_RECORD EXTRACTS_.
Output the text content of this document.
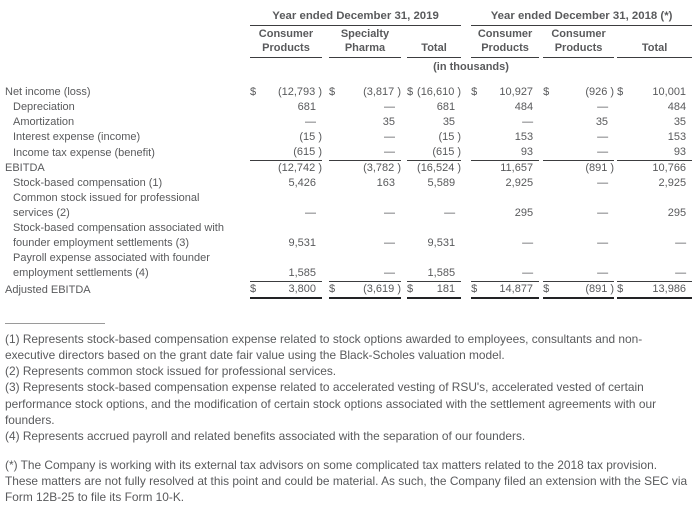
	Year ended December 31, 2019						Year ended December 31, 2018 (*)				
	Consumer Products		Specialty Pharma		Total		Consumer Products		Consumer Products		Total
	(in thousands)										

Net income (loss)	$ (12,793 )		$ (3,817 )		$ (16,610 )		$ 10,927		$ (926 )		$ 10,001

Depreciation	681		—		681		484		—		484

Amortization	—		35		35		—		35		35

Interest expense (income)	(15 )		—		(15 )		153		—		153

Income tax expense (benefit)	(615 )		—		(615 )		93		—		93

EBITDA	(12,742 )		(3,782 )		(16,524 )		11,657		(891 )		10,766

Stock-based compensation (1)	5,426		163		5,589		2,925		—		2,925

Common stock issued for professional services (2)	—		—		—		295		—		295

Stock-based compensation associated with founder employment settlements (3)	9,531		—		9,531		—		—		—

Payroll expense associated with founder employment settlements (4)	1,585		—		1,585		—		—		—

Adjusted EBITDA	$ 3,800		$ (3,619 )		$ 181		$ 14,877		$ (891 )		$ 13,986

(1) Represents stock-based compensation expense related to stock options awarded to employees, consultants and non-executive directors based on the grant date fair value using the Black-Scholes valuation model.

(2) Represents common stock issued for professional services.

(3) Represents stock-based compensation expense related to accelerated vesting of RSU's, accelerated vested of certain performance stock options, and the modification of certain stock options associated with the settlement agreements with our founders.

(4) Represents accrued payroll and related benefits associated with the separation of our founders.

(*) The Company is working with its external tax advisors on some complicated tax matters related to the 2018 tax provision. These matters are not fully resolved at this point and could be material. As such, the Company filed an extension with the SEC via Form 12B-25 to file its Form 10-K.
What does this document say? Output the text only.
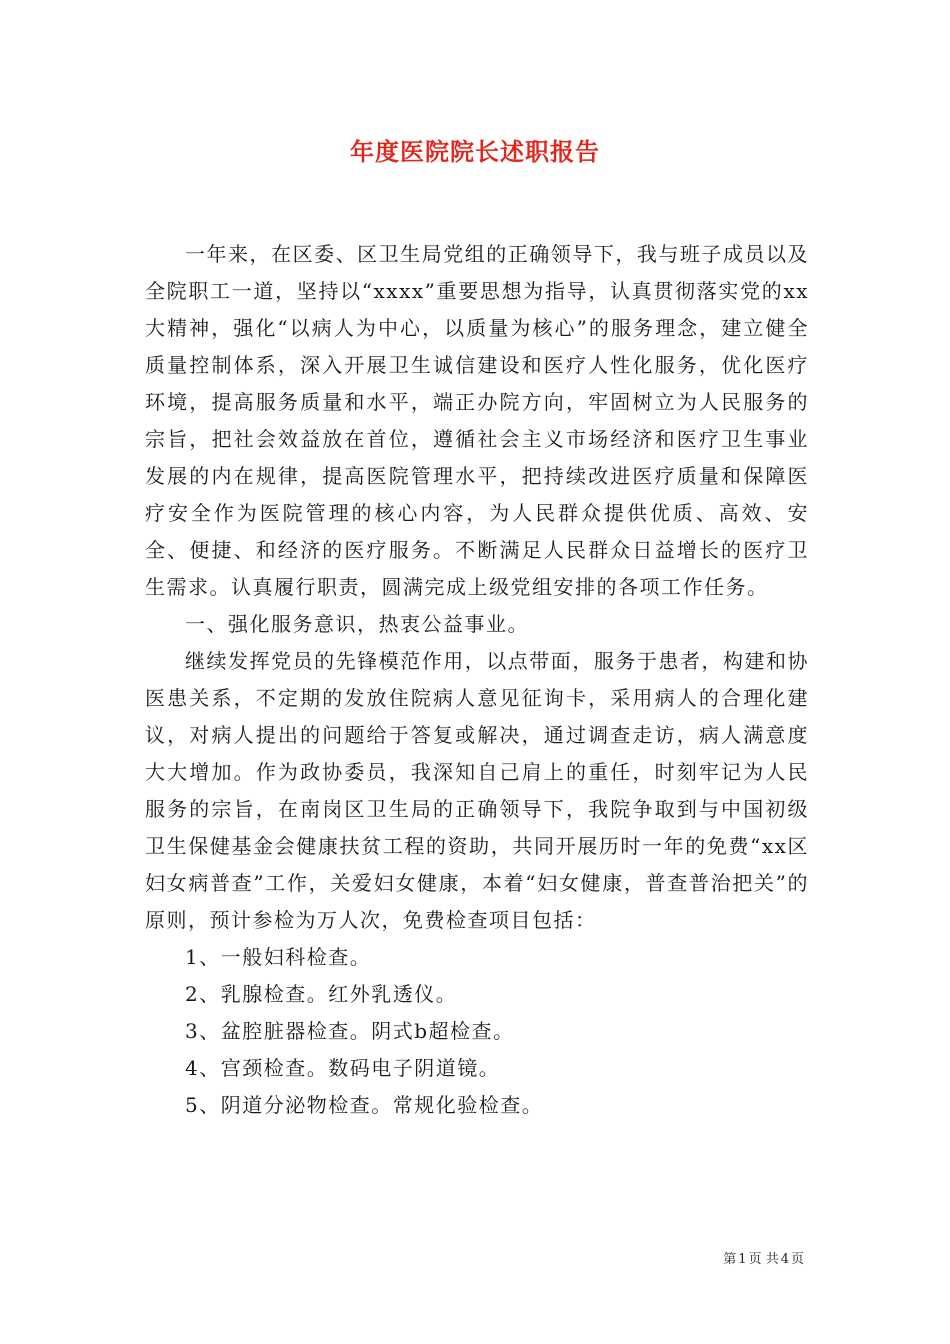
年度医院院长述职报告

一年来，在区委、区卫生局党组的正确领导下，我与班子成员以及全院职工一道，坚持以“xxxx”重要思想为指导，认真贯彻落实党的xx大精神，强化“以病人为中心，以质量为核心”的服务理念，建立健全质量控制体系，深入开展卫生诚信建设和医疗人性化服务，优化医疗环境，提高服务质量和水平，端正办院方向，牢固树立为人民服务的宗旨，把社会效益放在首位，遵循社会主义市场经济和医疗卫生事业发展的内在规律，提高医院管理水平，把持续改进医疗质量和保障医疗安全作为医院管理的核心内容，为人民群众提供优质、高效、安全、便捷、和经济的医疗服务。不断满足人民群众日益增长的医疗卫生需求。认真履行职责，圆满完成上级党组安排的各项工作任务。

一、强化服务意识，热衷公益事业。

继续发挥党员的先锋模范作用，以点带面，服务于患者，构建和协医患关系，不定期的发放住院病人意见征询卡，采用病人的合理化建议，对病人提出的问题给于答复或解决，通过调查走访，病人满意度大大增加。作为政协委员，我深知自己肩上的重任，时刻牢记为人民服务的宗旨，在南岗区卫生局的正确领导下，我院争取到与中国初级卫生保健基金会健康扶贫工程的资助，共同开展历时一年的免费“xx区妇女病普查”工作，关爱妇女健康，本着“妇女健康，普查普治把关”的原则，预计参检为万人次，免费检查项目包括：

1、一般妇科检查。

2、乳腺检查。红外乳透仪。

3、盆腔脏器检查。阴式b超检查。

4、宫颈检查。数码电子阴道镜。

5、阴道分泌物检查。常规化验检查。

第 1 页 共 4 页
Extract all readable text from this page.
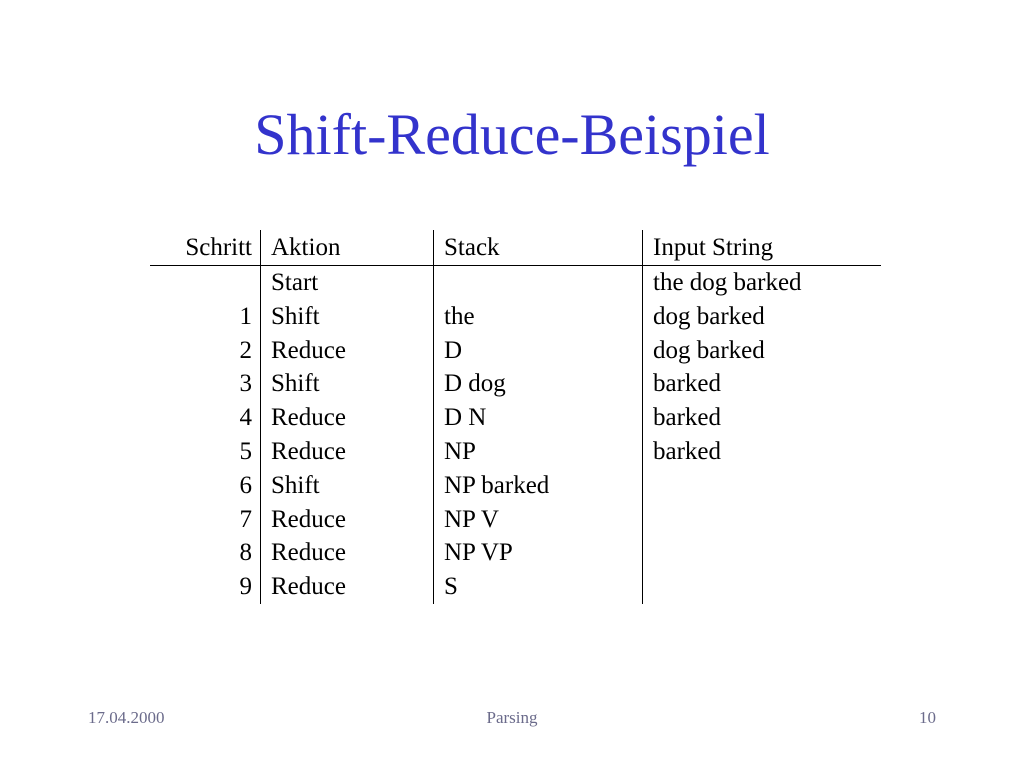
Shift-Reduce-Beispiel
Schritt	Aktion	Stack	Input String
	Start		the dog barked
1	Shift	the	dog barked
2	Reduce	D	dog barked
3	Shift	D dog	barked
4	Reduce	D N	barked
5	Reduce	NP	barked
6	Shift	NP barked	
7	Reduce	NP V	
8	Reduce	NP VP	
9	Reduce	S	
17.04.2000	Parsing	10
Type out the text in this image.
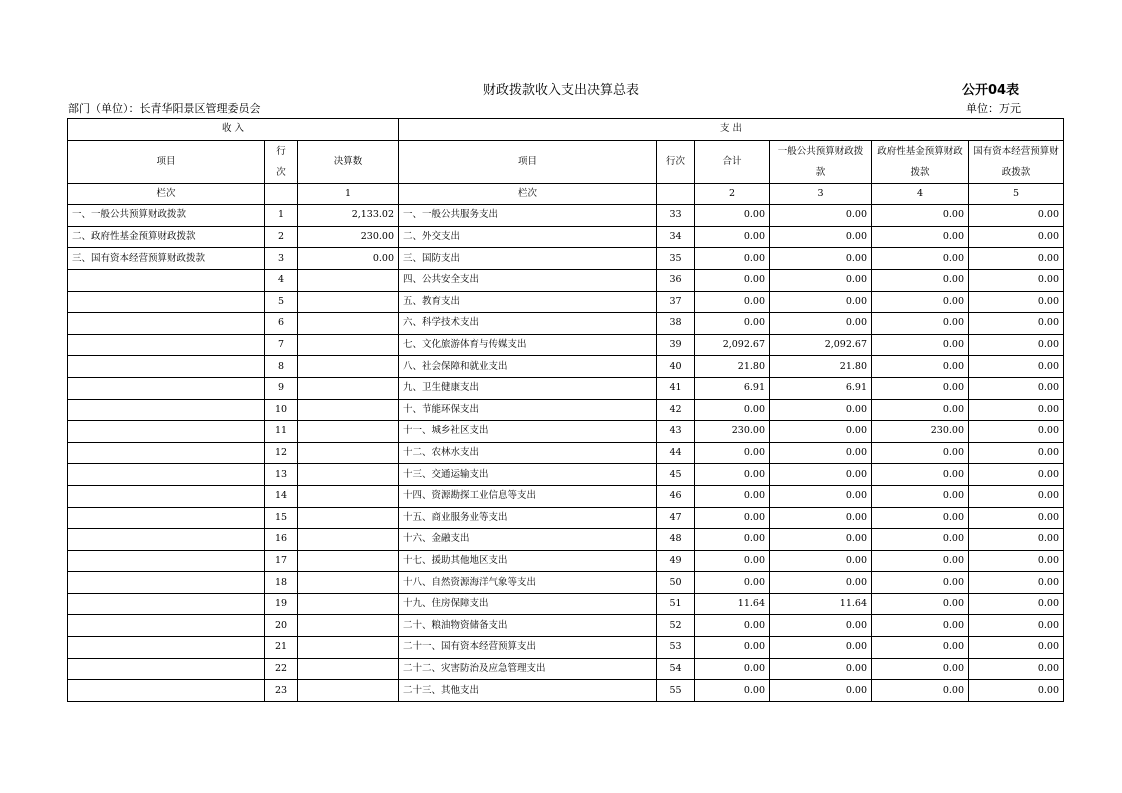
财政拨款收入支出决算总表	公开04表
部门（单位）：长青华阳景区管理委员会	单位：万元
收 入			支 出					
项目	行次	决算数	项目	行次	合计	一般公共预算财政拨款	政府性基金预算财政拨款	国有资本经营预算财政拨款
栏次		1	栏次		2	3	4	5
一、一般公共预算财政拨款	1	2,133.02	一、一般公共服务支出	33	0.00	0.00	0.00	0.00
二、政府性基金预算财政拨款	2	230.00	二、外交支出	34	0.00	0.00	0.00	0.00
三、国有资本经营预算财政拨款	3	0.00	三、国防支出	35	0.00	0.00	0.00	0.00
	4		四、公共安全支出	36	0.00	0.00	0.00	0.00
	5		五、教育支出	37	0.00	0.00	0.00	0.00
	6		六、科学技术支出	38	0.00	0.00	0.00	0.00
	7		七、文化旅游体育与传媒支出	39	2,092.67	2,092.67	0.00	0.00
	8		八、社会保障和就业支出	40	21.80	21.80	0.00	0.00
	9		九、卫生健康支出	41	6.91	6.91	0.00	0.00
	10		十、节能环保支出	42	0.00	0.00	0.00	0.00
	11		十一、城乡社区支出	43	230.00	0.00	230.00	0.00
	12		十二、农林水支出	44	0.00	0.00	0.00	0.00
	13		十三、交通运输支出	45	0.00	0.00	0.00	0.00
	14		十四、资源勘探工业信息等支出	46	0.00	0.00	0.00	0.00
	15		十五、商业服务业等支出	47	0.00	0.00	0.00	0.00
	16		十六、金融支出	48	0.00	0.00	0.00	0.00
	17		十七、援助其他地区支出	49	0.00	0.00	0.00	0.00
	18		十八、自然资源海洋气象等支出	50	0.00	0.00	0.00	0.00
	19		十九、住房保障支出	51	11.64	11.64	0.00	0.00
	20		二十、粮油物资储备支出	52	0.00	0.00	0.00	0.00
	21		二十一、国有资本经营预算支出	53	0.00	0.00	0.00	0.00
	22		二十二、灾害防治及应急管理支出	54	0.00	0.00	0.00	0.00
	23		二十三、其他支出	55	0.00	0.00	0.00	0.00
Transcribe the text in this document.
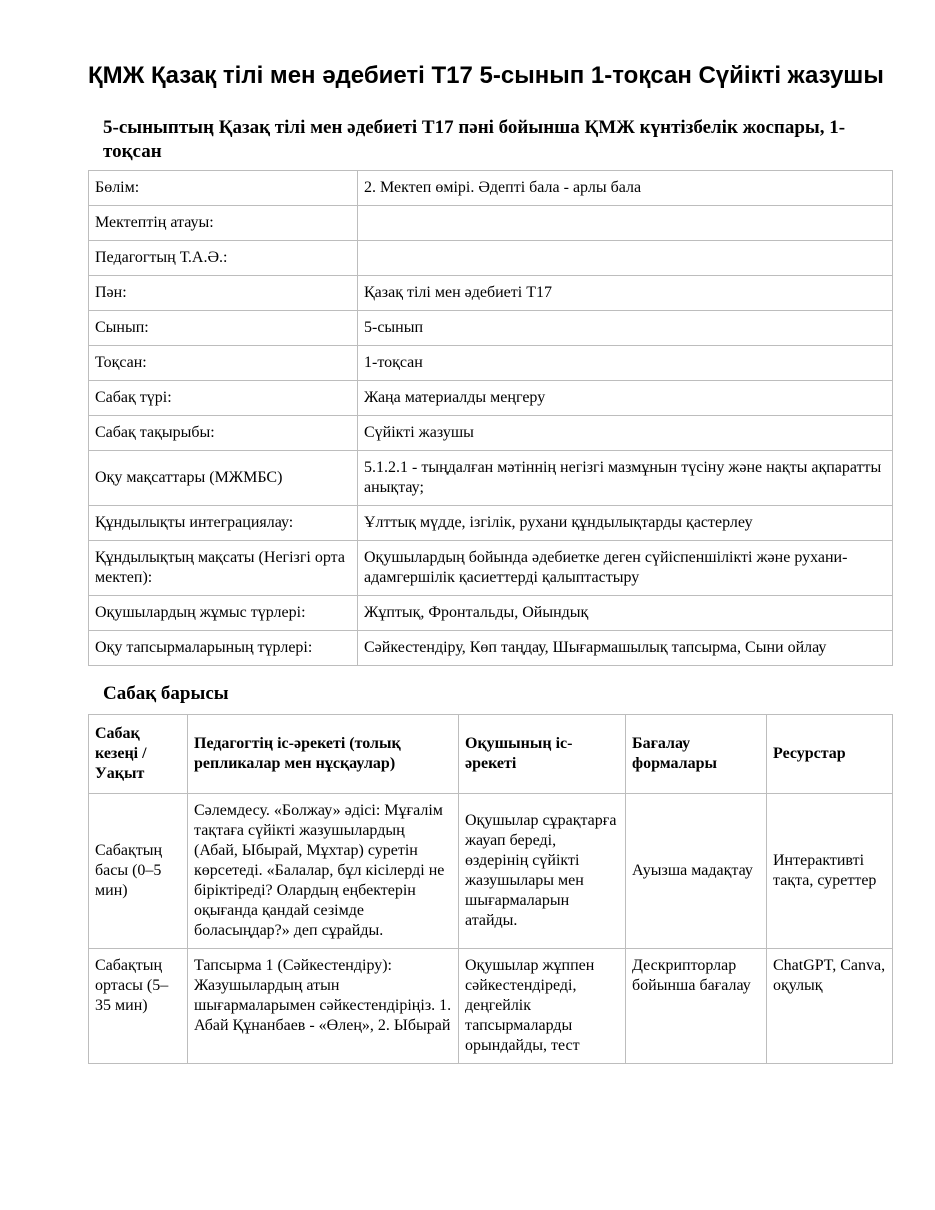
ҚМЖ Қазақ тілі мен әдебиеті Т17 5-сынып 1-тоқсан Сүйікті жазушы
5-сыныптың Қазақ тілі мен әдебиеті Т17 пәні бойынша ҚМЖ күнтізбелік жоспары, 1-тоқсан
Бөлім:	2. Мектеп өмірі. Әдепті бала - арлы бала
Мектептің атауы:	
Педагогтың Т.А.Ә.:	
Пән:	Қазақ тілі мен әдебиеті Т17
Сынып:	5-сынып
Тоқсан:	1-тоқсан
Сабақ түрі:	Жаңа материалды меңгеру
Сабақ тақырыбы:	Сүйікті жазушы
Оқу мақсаттары (МЖМБС)	5.1.2.1 - тыңдалған мәтіннің негізгі мазмұнын түсіну және нақты ақпаратты анықтау;
Құндылықты интеграциялау:	Ұлттық мүдде, ізгілік, рухани құндылықтарды қастерлеу
Құндылықтың мақсаты (Негізгі орта мектеп):	Оқушылардың бойында әдебиетке деген сүйіспеншілікті және рухани-адамгершілік қасиеттерді қалыптастыру
Оқушылардың жұмыс түрлері:	Жұптық, Фронтальды, Ойындық
Оқу тапсырмаларының түрлері:	Сәйкестендіру, Көп таңдау, Шығармашылық тапсырма, Сыни ойлау
Сабақ барысы
Сабақ кезеңі / Уақыт	Педагогтің іс-әрекеті (толық репликалар мен нұсқаулар)	Оқушының іс-әрекеті	Бағалау формалары	Ресурстар
Сабақтың басы (0–5 мин)	Сәлемдесу. «Болжау» әдісі: Мұғалім тақтаға сүйікті жазушылардың (Абай, Ыбырай, Мұхтар) суретін көрсетеді. «Балалар, бұл кісілерді не біріктіреді? Олардың еңбектерін оқығанда қандай сезімде боласыңдар?» деп сұрайды.	Оқушылар сұрақтарға жауап береді, өздерінің сүйікті жазушылары мен шығармаларын атайды.	Ауызша мадақтау	Интерактивті тақта, суреттер
Сабақтың ортасы (5–35 мин)	Тапсырма 1 (Сәйкестендіру): Жазушылардың атын шығармаларымен сәйкестендіріңіз. 1. Абай Құнанбаев - «Өлең», 2. Ыбырай	Оқушылар жұппен сәйкестендіреді, деңгейлік тапсырмаларды орындайды, тест	Дескрипторлар бойынша бағалау	ChatGPT, Canva, оқулық
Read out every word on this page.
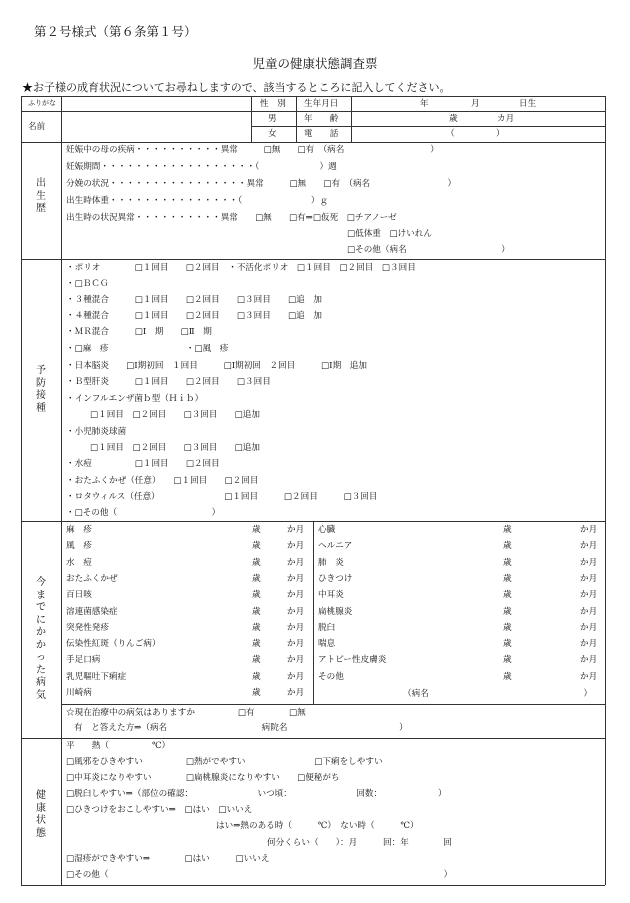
第２号様式（第６条第１号）
児童の健康状態調査票
★お子様の成育状況についてお尋ねしますので、該当するところに記入してください。
ふりがな
名前
性　別 生年月日	年	月	日生
男	年　　齢	歳	カ月
女	電　　話	（	）
出生歴
妊娠中の母の疾病・・・・・・・・・・異常　　　□無　　□有　（病名　　　　　　　　　　）
妊娠期間・・・・・・・・・・・・・・・・・・（　　　　　　　）週
分娩の状況・・・・・・・・・・・・・・・・異常　　　□無　　□有　（病名　　　　　　　　　）
出生時体重・・・・・・・・・・・・・・・（　　　　　　　　）ｇ
出生時の状況異常・・・・・・・・・・異常　　□無　　□有⇒□仮死　□チアノーゼ
□低体重　□けいれん
□その他（病名　　　　　　　　　　　）
予防接種
・ポリオ　　　　□１回目　　□２回目　・不活化ポリオ　□１回目　□２回目　□３回目
・□ＢＣＧ
・３種混合　　　□１回目　　□２回目　　□３回目　　□追　加
・４種混合　　　□１回目　　□２回目　　□３回目　　□追　加
・ＭＲ混合　　　□Ⅰ　期　　□Ⅱ　期
・□麻　疹　　　　　　　　　・□風　疹
・日本脳炎　　□Ⅰ期初回　１回目　　　□Ⅰ期初回　２回目　　　□Ⅰ期　追加
・Ｂ型肝炎　　　□１回目　　□２回目　　□３回目
・インフルエンザ菌ｂ型（Ｈｉｂ）
□１回目　□２回目　　□３回目　　□追加
・小児肺炎球菌
□１回目　□２回目　　□３回目　　□追加
・水痘　　　　　□１回目　　□２回目
・おたふくかぜ（任意）　　□１回目　　□２回目
・ロタウィルス（任意）　　　　　　　　□１回目　　　□２回目　　　□３回目
・□その他（　　　　　　　　　　　）
今までにかかった病気
麻　疹	歳	か月
風　疹	歳	か月
水　痘	歳	か月
おたふくかぜ	歳	か月
百日咳	歳	か月
溶連菌感染症	歳	か月
突発性発疹	歳	か月
伝染性紅斑（りんご病）	歳	か月
手足口病	歳	か月
乳児嘔吐下痢症	歳	か月
川崎病	歳	か月
心臓	歳	か月
ヘルニア	歳	か月
肺　炎	歳	か月
ひきつけ	歳	か月
中耳炎	歳	か月
扁桃腺炎	歳	か月
脱臼	歳	か月
喘息	歳	か月
アトピー性皮膚炎	歳	か月
その他	歳	か月
（病名　　　　　　　　　　　　　　　　　　）
☆現在治療中の病気はありますか　　　　　□有　　　　□無
有　と答えた方⇒（病名　　　　　　　　　　　病院名　　　　　　　　　　　　　）
健康状態
平　　熱（　　　　　℃）
□風邪をひきやすい　　　　　□熱がでやすい　　　　　　　　□下痢をしやすい
□中耳炎になりやすい　　　　□扁桃腺炎になりやすい　　□便秘がち
□脱臼しやすい⇒（部位の確認：　　　　　　　　いつ頃：　　　　　　　　回数：　　　　　　　）
□ひきつけをおこしやすい⇒　□はい　□いいえ
はい⇒熱のある時（　　　℃）　ない時（　　　℃）
何分くらい（　　）：月　　　回：年　　　　回
□湿疹ができやすい⇒　　　　□はい　　　□いいえ
□その他（　　　　　　　　　　　　　　　　　　　　　　　　　　　　　　　　　　　　　　　）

_WRITTEN TASK_.
Will you repeat the material above, but only from the line containing "Read out every word on this page." through its last line, exactly and without the pictures?

_THE REPLY_.
Read out every word on this page.
第２号様式（第６条第１号）
児童の健康状態調査票
★お子様の成育状況についてお尋ねしますので、該当するところに記入してください。
ふりがな
名前
性　別 生年月日	年	月	日生
男	年　　齢	歳	カ月
女	電　　話	（	）
出生歴
妊娠中の母の疾病・・・・・・・・・・異常　　　□無　　□有　（病名　　　　　　　　　　）
妊娠期間・・・・・・・・・・・・・・・・・・（　　　　　　　）週
分娩の状況・・・・・・・・・・・・・・・・異常　　　□無　　□有　（病名　　　　　　　　　）
出生時体重・・・・・・・・・・・・・・・（　　　　　　　　）ｇ
出生時の状況異常・・・・・・・・・・異常　　□無　　□有⇒□仮死　□チアノーゼ
□低体重　□けいれん
□その他（病名　　　　　　　　　　　）
予防接種
・ポリオ　　　　□１回目　　□２回目　・不活化ポリオ　□１回目　□２回目　□３回目
・□ＢＣＧ
・３種混合　　　□１回目　　□２回目　　□３回目　　□追　加
・４種混合　　　□１回目　　□２回目　　□３回目　　□追　加
・ＭＲ混合　　　□Ⅰ　期　　□Ⅱ　期
・□麻　疹　　　　　　　　　・□風　疹
・日本脳炎　　□Ⅰ期初回　１回目　　　□Ⅰ期初回　２回目　　　□Ⅰ期　追加
・Ｂ型肝炎　　　□１回目　　□２回目　　□３回目
・インフルエンザ菌ｂ型（Ｈｉｂ）
□１回目　□２回目　　□３回目　　□追加
・小児肺炎球菌
□１回目　□２回目　　□３回目　　□追加
・水痘　　　　　□１回目　　□２回目
・おたふくかぜ（任意）　　□１回目　　□２回目
・ロタウィルス（任意）　　　　　　　　□１回目　　　□２回目　　　□３回目
・□その他（　　　　　　　　　　　）
今までにかかった病気
麻　疹	歳	か月
風　疹	歳	か月
水　痘	歳	か月
おたふくかぜ	歳	か月
百日咳	歳	か月
溶連菌感染症	歳	か月
突発性発疹	歳	か月
伝染性紅斑（りんご病）	歳	か月
手足口病	歳	か月
乳児嘔吐下痢症	歳	か月
川崎病	歳	か月
心臓	歳	か月
ヘルニア	歳	か月
肺　炎	歳	か月
ひきつけ	歳	か月
中耳炎	歳	か月
扁桃腺炎	歳	か月
脱臼	歳	か月
喘息	歳	か月
アトピー性皮膚炎	歳	か月
その他	歳	か月
（病名　　　　　　　　　　　　　　　　　　）
☆現在治療中の病気はありますか　　　　　□有　　　　□無
有　と答えた方⇒（病名　　　　　　　　　　　病院名　　　　　　　　　　　　　）
健康状態
平　　熱（　　　　　℃）
□風邪をひきやすい　　　　　□熱がでやすい　　　　　　　　□下痢をしやすい
□中耳炎になりやすい　　　　□扁桃腺炎になりやすい　　□便秘がち
□脱臼しやすい⇒（部位の確認：　　　　　　　　いつ頃：　　　　　　　　回数：　　　　　　　）
□ひきつけをおこしやすい⇒　□はい　□いいえ
はい⇒熱のある時（　　　℃）　ない時（　　　℃）
何分くらい（　　）：月　　　回：年　　　　回
□湿疹ができやすい⇒　　　　□はい　　　□いいえ
□その他（　　　　　　　　　　　　　　　　　　　　　　　　　　　　　　　　　　　　　　　）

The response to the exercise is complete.